*Exercise task*:
Please work out how many lines in the material contain "JSON" and give only that figure.

** Start **

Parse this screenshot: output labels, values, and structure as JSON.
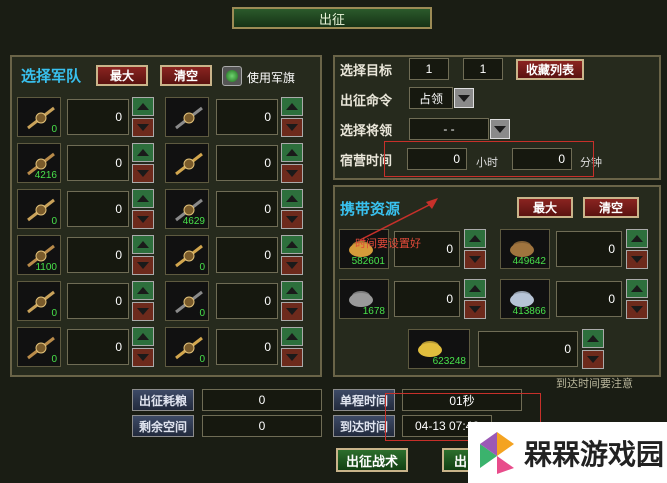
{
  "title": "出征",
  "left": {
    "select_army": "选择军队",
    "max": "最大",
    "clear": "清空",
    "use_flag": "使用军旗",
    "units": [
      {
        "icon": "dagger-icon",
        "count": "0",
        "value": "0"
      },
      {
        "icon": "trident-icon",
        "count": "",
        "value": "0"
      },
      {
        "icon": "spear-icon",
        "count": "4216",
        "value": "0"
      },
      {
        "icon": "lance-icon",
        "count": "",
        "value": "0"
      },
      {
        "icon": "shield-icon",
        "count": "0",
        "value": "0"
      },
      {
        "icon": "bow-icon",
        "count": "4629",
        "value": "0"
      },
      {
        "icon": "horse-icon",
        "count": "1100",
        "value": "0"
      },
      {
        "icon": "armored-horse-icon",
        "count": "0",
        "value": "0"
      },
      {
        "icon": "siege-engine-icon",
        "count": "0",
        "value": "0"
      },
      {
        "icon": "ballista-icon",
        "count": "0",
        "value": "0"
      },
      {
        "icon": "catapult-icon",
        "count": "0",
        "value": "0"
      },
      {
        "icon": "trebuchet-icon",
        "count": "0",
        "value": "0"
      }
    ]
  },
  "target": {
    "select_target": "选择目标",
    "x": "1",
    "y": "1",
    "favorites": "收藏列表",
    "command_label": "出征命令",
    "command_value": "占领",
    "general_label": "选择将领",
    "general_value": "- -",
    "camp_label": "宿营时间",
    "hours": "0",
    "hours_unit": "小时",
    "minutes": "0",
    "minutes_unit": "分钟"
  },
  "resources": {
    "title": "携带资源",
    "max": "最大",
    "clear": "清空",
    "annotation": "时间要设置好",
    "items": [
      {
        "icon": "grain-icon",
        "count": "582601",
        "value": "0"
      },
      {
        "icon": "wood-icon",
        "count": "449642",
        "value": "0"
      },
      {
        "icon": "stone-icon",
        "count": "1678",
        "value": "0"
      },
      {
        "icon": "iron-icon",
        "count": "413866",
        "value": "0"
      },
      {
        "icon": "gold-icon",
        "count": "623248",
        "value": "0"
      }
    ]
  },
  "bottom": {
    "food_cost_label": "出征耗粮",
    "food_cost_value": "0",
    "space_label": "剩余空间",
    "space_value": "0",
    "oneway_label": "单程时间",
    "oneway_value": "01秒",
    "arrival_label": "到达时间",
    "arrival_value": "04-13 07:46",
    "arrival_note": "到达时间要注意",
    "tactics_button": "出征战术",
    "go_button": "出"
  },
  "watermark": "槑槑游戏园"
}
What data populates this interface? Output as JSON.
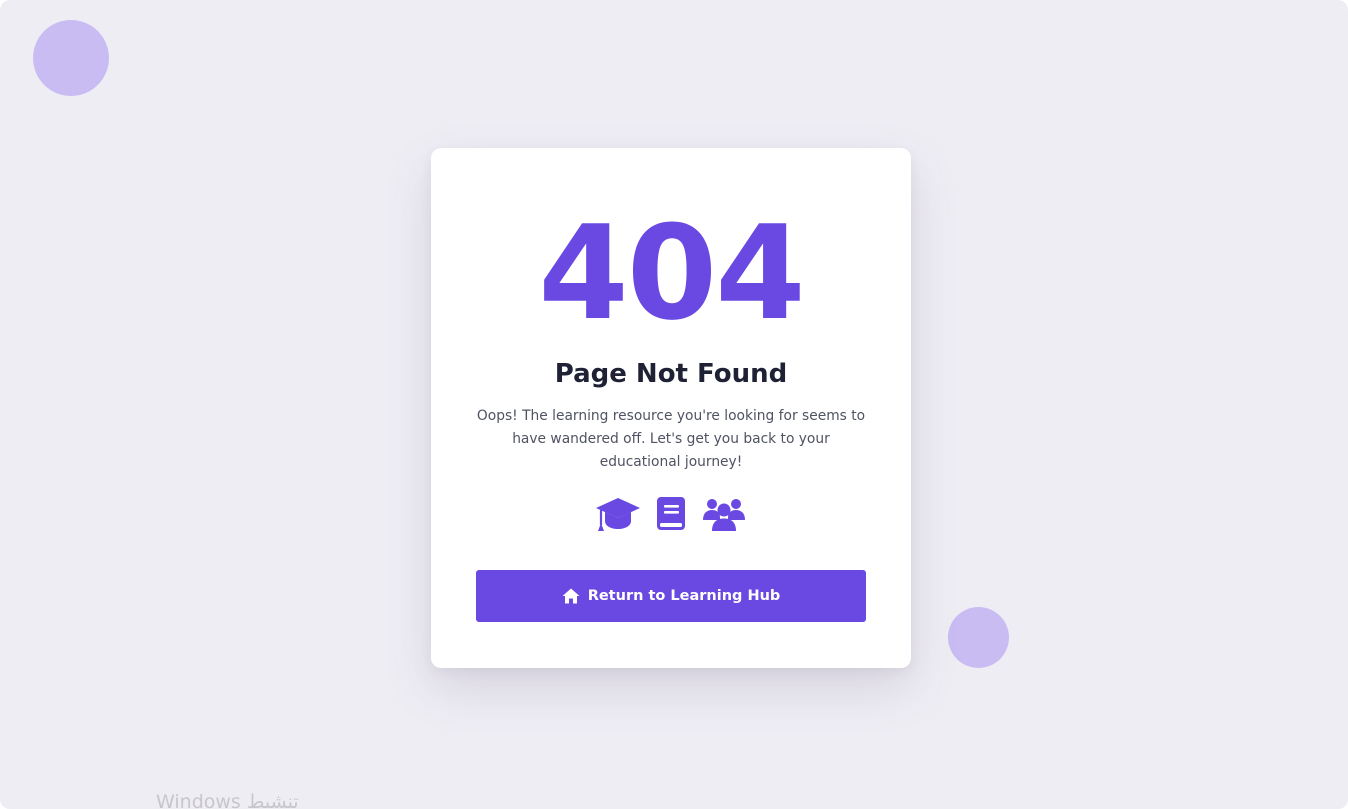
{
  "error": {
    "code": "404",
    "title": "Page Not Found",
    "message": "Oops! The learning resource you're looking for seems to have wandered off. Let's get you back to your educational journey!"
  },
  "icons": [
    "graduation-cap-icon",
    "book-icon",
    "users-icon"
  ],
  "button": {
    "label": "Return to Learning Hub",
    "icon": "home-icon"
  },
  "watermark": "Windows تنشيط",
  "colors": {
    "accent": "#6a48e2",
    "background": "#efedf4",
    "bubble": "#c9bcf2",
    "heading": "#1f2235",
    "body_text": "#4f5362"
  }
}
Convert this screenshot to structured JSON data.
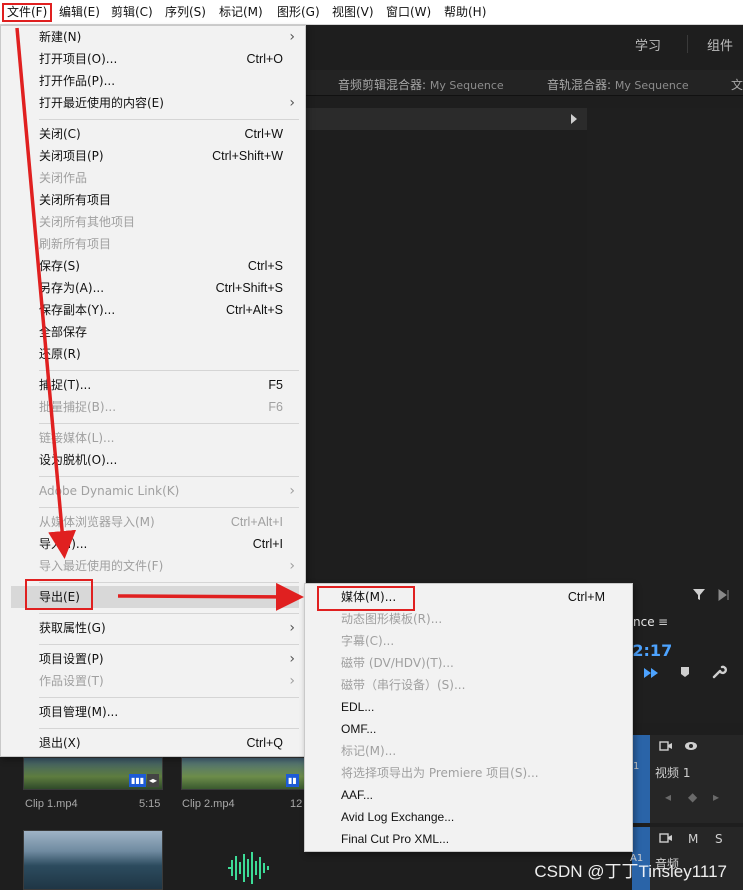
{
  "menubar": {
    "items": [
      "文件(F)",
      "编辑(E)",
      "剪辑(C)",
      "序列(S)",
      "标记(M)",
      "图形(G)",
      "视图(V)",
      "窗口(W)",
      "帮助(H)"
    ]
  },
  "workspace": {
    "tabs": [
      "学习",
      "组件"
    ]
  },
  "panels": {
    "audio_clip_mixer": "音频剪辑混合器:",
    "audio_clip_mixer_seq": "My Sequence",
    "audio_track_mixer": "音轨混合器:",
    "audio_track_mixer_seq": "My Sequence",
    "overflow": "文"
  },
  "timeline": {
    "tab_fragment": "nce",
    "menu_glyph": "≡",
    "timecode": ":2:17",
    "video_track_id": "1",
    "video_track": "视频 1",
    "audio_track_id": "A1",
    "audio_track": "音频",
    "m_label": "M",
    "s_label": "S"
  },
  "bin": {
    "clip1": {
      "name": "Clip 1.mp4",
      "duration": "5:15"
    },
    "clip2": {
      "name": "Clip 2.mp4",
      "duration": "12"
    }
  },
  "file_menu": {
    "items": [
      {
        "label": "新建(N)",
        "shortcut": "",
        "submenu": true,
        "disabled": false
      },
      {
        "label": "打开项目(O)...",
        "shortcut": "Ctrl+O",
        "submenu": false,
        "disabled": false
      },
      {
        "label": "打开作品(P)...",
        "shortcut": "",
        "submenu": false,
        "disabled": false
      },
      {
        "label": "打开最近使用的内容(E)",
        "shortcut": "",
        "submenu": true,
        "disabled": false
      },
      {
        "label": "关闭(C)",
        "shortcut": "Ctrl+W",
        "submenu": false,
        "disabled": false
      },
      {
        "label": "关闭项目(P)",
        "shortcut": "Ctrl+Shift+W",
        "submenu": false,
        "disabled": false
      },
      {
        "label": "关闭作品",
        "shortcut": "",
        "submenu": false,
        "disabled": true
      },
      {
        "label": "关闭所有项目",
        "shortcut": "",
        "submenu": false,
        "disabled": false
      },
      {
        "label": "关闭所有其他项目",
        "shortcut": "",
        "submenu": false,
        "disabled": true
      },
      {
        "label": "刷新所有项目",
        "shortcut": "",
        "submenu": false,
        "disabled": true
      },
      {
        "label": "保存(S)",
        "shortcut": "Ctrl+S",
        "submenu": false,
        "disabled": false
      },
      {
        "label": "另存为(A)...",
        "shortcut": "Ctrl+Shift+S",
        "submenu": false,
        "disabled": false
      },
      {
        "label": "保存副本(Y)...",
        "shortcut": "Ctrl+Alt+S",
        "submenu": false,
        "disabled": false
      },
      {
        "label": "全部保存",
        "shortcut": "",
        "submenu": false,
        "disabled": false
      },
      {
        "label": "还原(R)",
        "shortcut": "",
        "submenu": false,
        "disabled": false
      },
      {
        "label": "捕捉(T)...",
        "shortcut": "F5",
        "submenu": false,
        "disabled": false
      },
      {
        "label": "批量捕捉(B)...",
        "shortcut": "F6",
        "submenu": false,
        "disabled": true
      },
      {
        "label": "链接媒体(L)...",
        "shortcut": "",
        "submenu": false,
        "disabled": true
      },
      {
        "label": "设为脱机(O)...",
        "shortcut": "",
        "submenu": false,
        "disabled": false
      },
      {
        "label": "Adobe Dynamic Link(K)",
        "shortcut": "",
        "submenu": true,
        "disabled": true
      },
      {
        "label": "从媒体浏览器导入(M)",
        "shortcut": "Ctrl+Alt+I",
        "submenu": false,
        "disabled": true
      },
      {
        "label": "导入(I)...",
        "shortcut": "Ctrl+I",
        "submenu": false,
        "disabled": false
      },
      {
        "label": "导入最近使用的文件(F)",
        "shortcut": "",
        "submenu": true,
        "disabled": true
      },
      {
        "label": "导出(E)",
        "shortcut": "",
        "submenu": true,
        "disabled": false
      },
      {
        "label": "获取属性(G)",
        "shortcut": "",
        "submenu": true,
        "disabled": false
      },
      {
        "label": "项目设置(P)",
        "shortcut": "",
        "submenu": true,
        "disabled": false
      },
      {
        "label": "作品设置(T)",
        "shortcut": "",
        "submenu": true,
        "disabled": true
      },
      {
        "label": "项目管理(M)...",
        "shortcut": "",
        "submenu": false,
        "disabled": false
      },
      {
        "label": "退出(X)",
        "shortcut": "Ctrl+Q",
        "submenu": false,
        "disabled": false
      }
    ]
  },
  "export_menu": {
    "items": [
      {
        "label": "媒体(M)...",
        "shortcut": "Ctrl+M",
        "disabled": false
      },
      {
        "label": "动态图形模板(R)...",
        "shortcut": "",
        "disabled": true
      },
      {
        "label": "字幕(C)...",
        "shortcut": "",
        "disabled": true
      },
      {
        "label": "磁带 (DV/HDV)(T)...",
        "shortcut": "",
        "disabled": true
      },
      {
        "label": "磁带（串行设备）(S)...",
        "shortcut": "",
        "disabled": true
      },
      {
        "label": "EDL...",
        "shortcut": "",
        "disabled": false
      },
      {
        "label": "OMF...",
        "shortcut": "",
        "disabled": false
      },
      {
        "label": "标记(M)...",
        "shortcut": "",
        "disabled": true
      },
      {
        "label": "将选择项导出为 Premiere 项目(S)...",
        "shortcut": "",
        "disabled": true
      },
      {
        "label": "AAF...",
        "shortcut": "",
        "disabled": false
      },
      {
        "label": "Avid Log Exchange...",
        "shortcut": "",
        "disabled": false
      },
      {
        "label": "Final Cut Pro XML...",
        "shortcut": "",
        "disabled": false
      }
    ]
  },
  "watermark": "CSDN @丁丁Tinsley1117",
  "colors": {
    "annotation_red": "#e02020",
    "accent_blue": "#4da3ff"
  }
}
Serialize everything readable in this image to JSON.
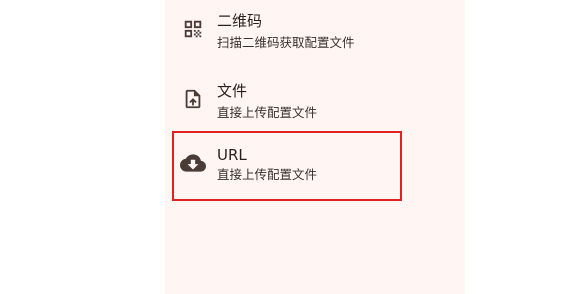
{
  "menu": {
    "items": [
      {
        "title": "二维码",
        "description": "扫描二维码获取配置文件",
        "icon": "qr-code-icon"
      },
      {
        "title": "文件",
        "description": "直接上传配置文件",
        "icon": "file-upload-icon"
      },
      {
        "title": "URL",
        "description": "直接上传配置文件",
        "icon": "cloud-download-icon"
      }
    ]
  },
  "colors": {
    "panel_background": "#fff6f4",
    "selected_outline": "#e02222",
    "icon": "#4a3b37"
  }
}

** End **

*Result*:
4